## The problem
Say how many lines contain the string "will". Give no other output.

══════════

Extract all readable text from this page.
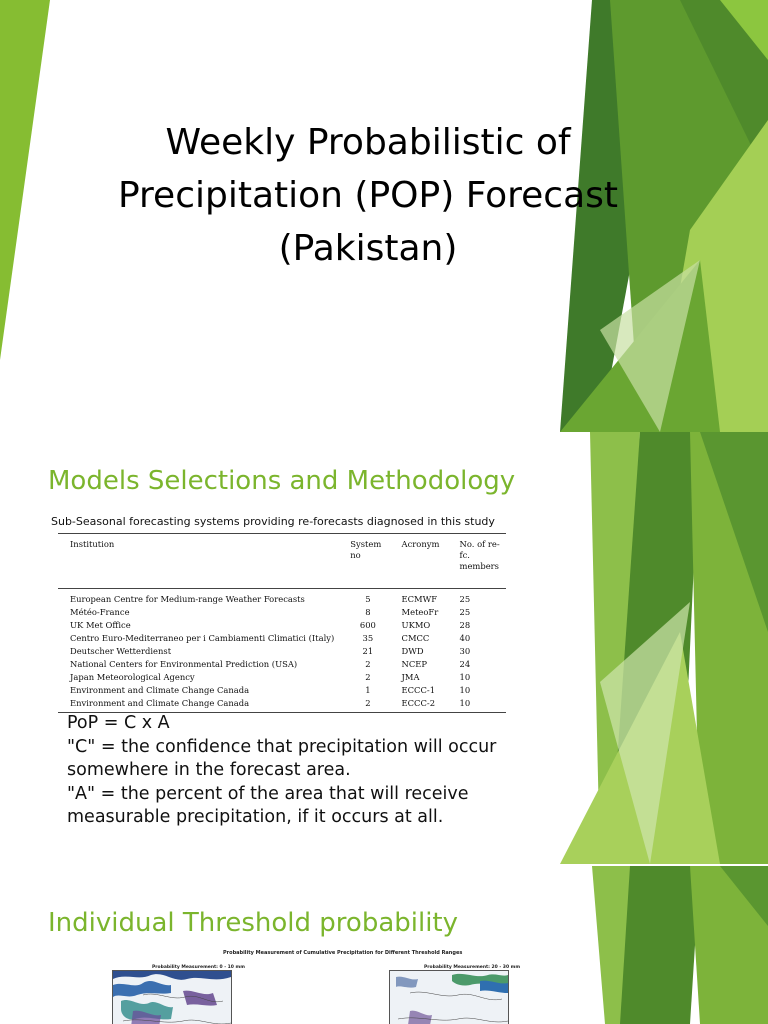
Weekly Probabilistic of
Precipitation (POP) Forecast
(Pakistan)
Models Selections and Methodology
Sub-Seasonal forecasting systems providing re-forecasts diagnosed in this study
Institution	System no	Acronym	No. of re-fc. members
European Centre for Medium-range Weather Forecasts	5	ECMWF	25
Météo-France	8	MeteoFr	25
UK Met Office	600	UKMO	28
Centro Euro-Mediterraneo per i Cambiamenti Climatici (Italy)	35	CMCC	40
Deutscher Wetterdienst	21	DWD	30
National Centers for Environmental Prediction (USA)	2	NCEP	24
Japan Meteorological Agency	2	JMA	10
Environment and Climate Change Canada	1	ECCC-1	10
Environment and Climate Change Canada	2	ECCC-2	10
PoP = C x A
"C" = the confidence that precipitation will occur
somewhere in the forecast area.
"A" = the percent of the area that will receive
measurable precipitation, if it occurs at all.
Individual Threshold probability
Probability Measurement of Cumulative Precipitation for Different Threshold Ranges
Probability Measurement: 0 - 10 mm	Probability Measurement: 20 - 30 mm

══════════

## Full answer
2